> Stated exercise: Whenever a line below holds the word "color", copy that line.

> Extracted entries:
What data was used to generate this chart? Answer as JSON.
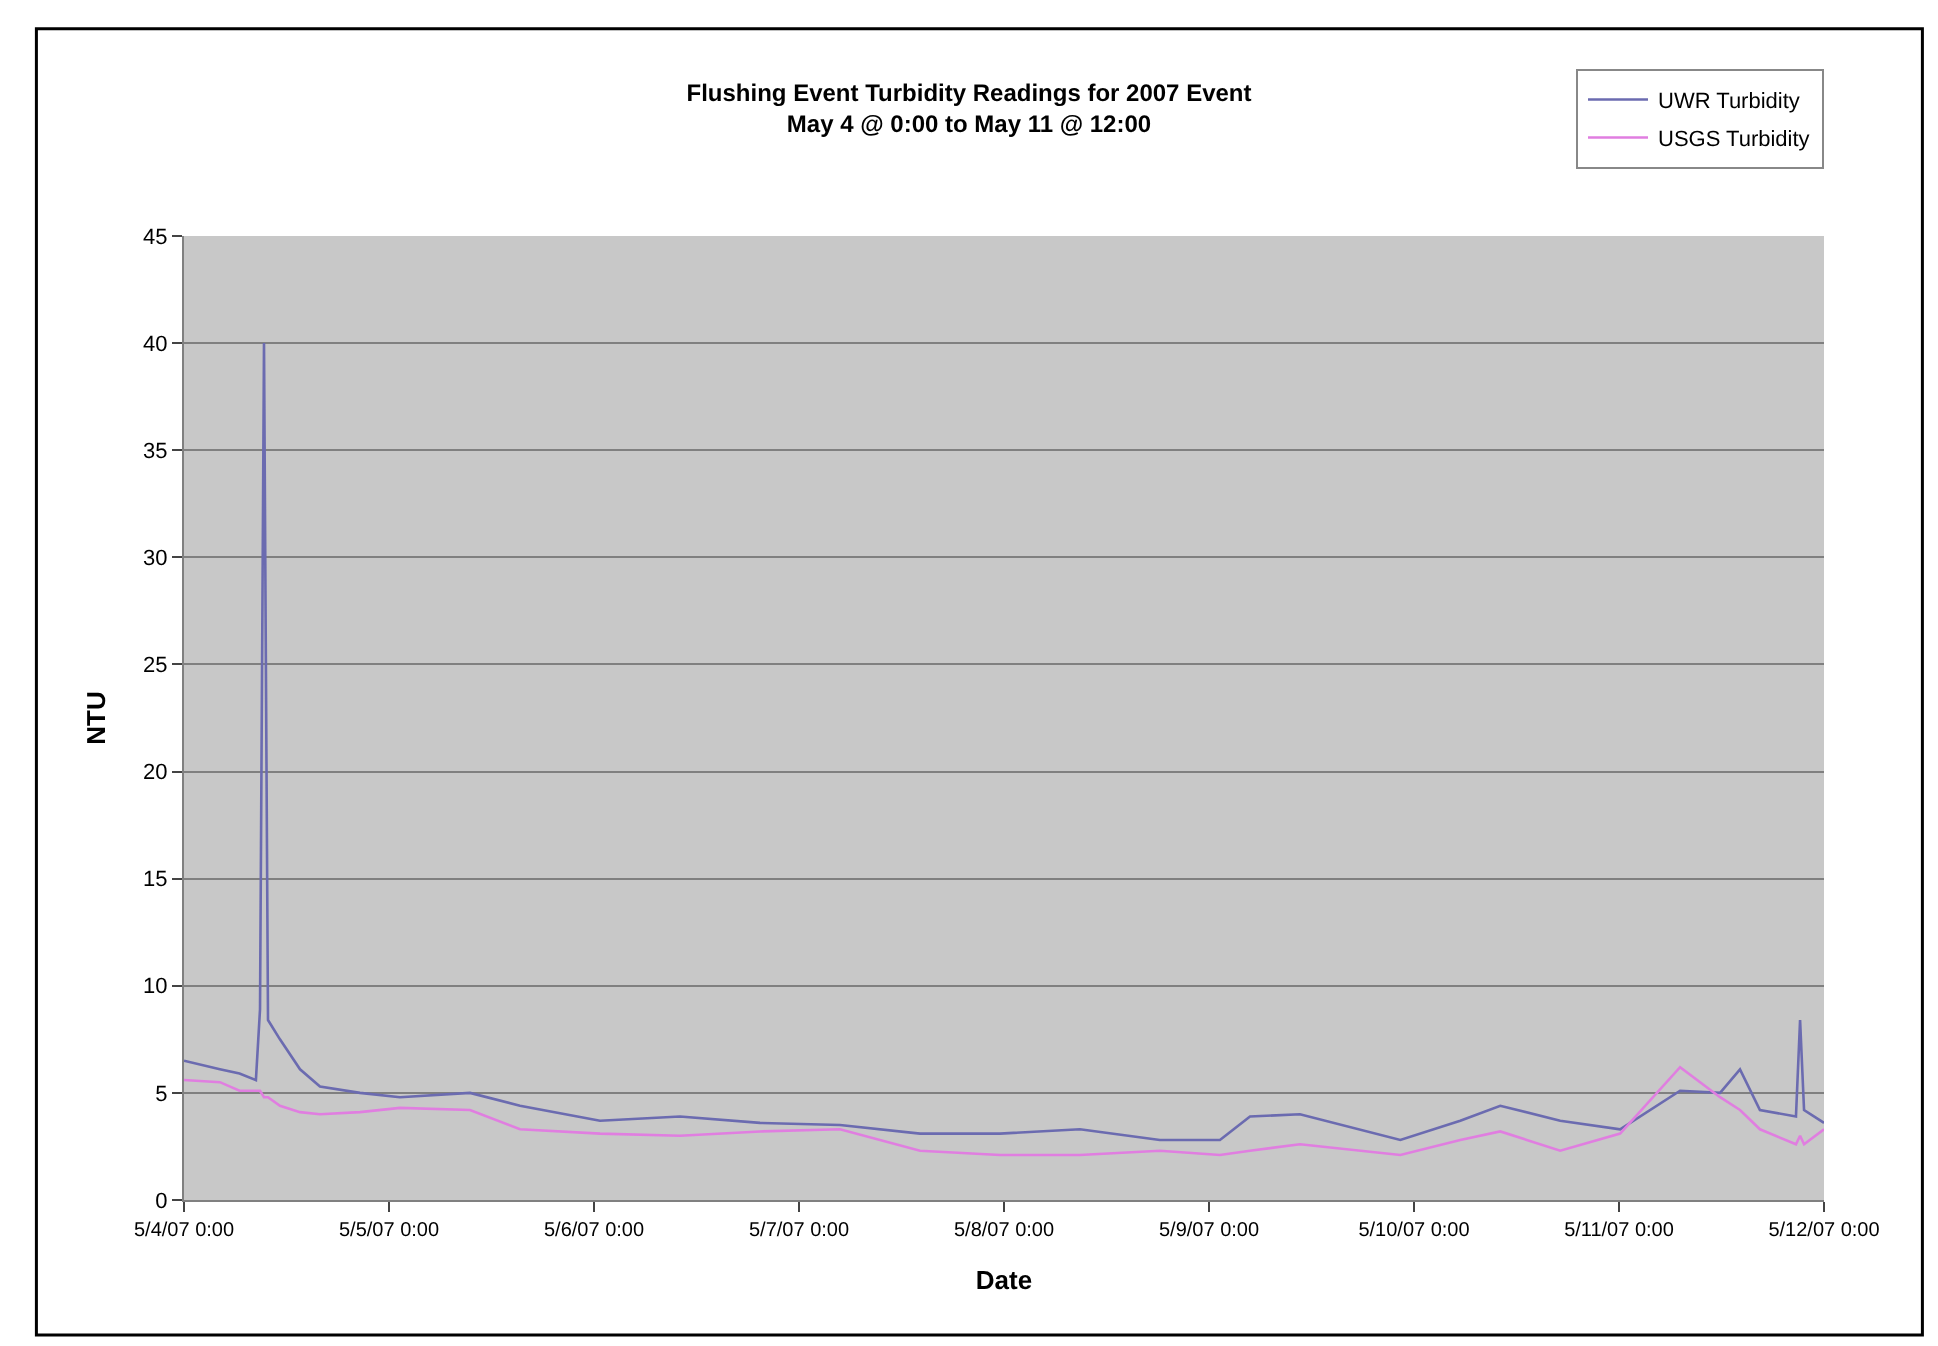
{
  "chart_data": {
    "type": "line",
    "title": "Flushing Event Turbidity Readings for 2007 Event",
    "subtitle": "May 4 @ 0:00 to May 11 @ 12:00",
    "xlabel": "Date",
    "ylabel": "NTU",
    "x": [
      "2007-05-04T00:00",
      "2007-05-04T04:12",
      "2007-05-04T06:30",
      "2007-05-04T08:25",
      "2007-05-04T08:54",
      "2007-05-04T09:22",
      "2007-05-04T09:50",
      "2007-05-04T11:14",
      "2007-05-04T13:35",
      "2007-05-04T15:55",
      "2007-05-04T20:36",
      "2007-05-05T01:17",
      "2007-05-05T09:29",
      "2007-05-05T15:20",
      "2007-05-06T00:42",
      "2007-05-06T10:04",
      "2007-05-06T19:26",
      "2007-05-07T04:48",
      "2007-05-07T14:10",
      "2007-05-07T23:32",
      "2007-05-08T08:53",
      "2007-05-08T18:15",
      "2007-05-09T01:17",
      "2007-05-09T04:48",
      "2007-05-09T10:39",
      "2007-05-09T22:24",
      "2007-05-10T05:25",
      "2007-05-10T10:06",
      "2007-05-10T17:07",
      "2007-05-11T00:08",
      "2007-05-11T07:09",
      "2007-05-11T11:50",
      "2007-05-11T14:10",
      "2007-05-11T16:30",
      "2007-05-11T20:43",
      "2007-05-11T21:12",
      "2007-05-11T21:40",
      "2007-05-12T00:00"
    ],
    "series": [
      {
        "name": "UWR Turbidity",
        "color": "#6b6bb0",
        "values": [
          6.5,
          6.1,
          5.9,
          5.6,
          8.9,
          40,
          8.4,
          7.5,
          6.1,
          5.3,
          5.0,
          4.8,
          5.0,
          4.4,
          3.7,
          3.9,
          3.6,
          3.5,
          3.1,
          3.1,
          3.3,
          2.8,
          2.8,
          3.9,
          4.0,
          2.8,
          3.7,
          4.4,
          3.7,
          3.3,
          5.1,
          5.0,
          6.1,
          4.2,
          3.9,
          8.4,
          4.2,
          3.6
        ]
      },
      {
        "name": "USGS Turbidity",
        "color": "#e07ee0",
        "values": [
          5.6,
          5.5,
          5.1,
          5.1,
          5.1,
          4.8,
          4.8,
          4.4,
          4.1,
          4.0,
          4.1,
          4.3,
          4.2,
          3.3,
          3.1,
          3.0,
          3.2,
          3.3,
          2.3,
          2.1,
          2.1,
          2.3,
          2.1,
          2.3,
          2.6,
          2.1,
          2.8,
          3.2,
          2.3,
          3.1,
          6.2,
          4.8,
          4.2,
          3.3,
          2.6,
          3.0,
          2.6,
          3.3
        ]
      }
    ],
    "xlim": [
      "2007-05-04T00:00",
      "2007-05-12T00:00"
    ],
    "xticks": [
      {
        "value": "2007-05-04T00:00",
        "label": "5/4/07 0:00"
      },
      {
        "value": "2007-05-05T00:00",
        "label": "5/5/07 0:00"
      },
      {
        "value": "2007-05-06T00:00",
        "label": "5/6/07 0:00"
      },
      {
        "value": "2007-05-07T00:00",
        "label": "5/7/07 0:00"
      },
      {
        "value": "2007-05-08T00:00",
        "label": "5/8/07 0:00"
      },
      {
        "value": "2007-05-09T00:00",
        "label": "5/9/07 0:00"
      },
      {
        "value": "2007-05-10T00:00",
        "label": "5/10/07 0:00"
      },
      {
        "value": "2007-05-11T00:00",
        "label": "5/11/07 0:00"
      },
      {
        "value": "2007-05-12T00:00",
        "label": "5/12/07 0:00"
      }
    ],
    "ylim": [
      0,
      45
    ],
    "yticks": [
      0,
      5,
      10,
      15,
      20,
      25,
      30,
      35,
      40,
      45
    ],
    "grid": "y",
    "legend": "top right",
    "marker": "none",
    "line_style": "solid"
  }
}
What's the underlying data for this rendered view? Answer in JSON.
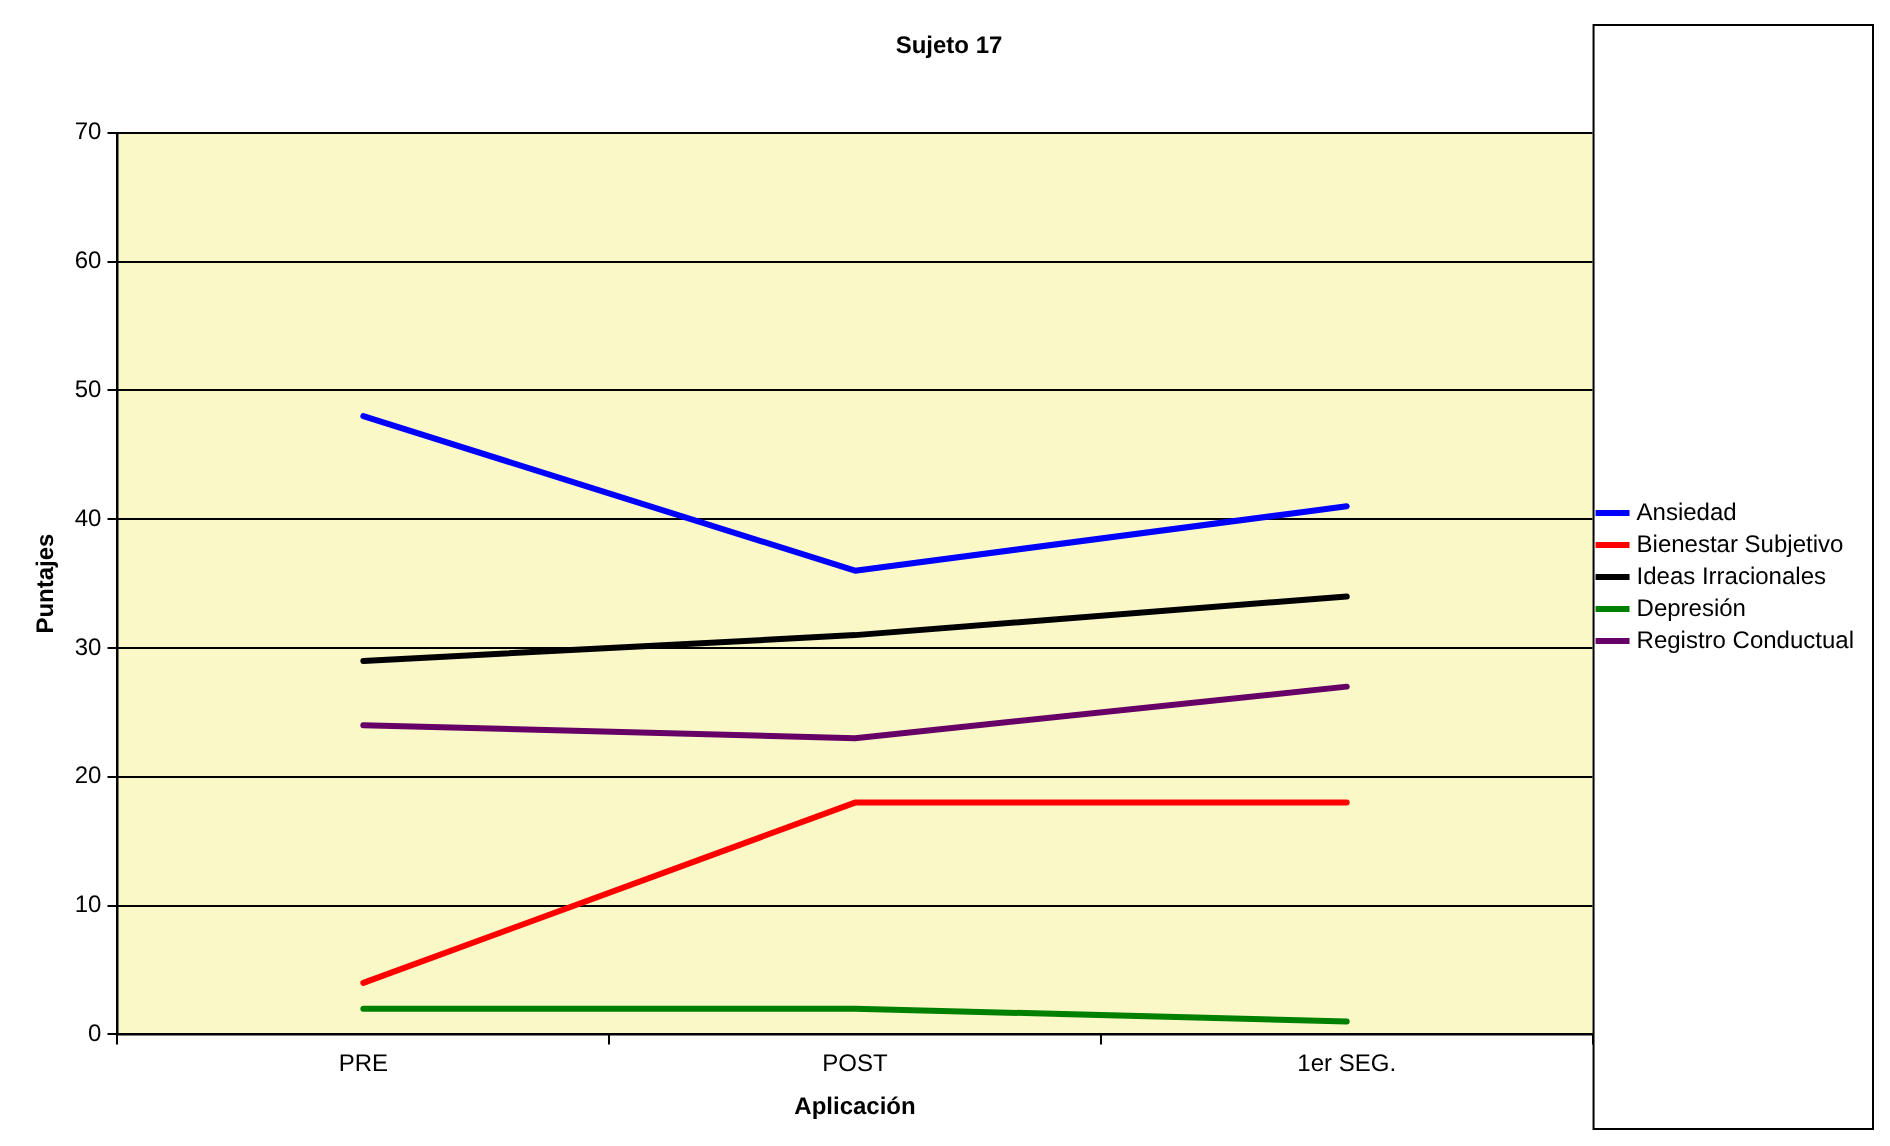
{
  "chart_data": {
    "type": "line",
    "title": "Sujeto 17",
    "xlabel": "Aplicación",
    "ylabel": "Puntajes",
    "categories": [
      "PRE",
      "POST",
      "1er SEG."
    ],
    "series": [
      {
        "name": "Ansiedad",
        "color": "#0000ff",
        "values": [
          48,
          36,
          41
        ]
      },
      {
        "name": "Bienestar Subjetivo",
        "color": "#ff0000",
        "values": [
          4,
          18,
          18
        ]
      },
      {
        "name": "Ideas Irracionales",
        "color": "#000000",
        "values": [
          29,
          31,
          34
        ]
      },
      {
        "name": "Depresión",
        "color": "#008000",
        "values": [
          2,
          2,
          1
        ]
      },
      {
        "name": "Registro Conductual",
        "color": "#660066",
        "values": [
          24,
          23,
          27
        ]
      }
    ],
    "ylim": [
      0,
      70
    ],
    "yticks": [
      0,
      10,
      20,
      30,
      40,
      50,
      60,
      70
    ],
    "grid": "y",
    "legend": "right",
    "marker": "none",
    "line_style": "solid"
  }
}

> The result:
        "color": "#6b6bb0",
        "color": "#e07ee0",
        "color": "#0000ff",
        "color": "#ff0000",
        "color": "#000000",
        "color": "#008000",
        "color": "#660066",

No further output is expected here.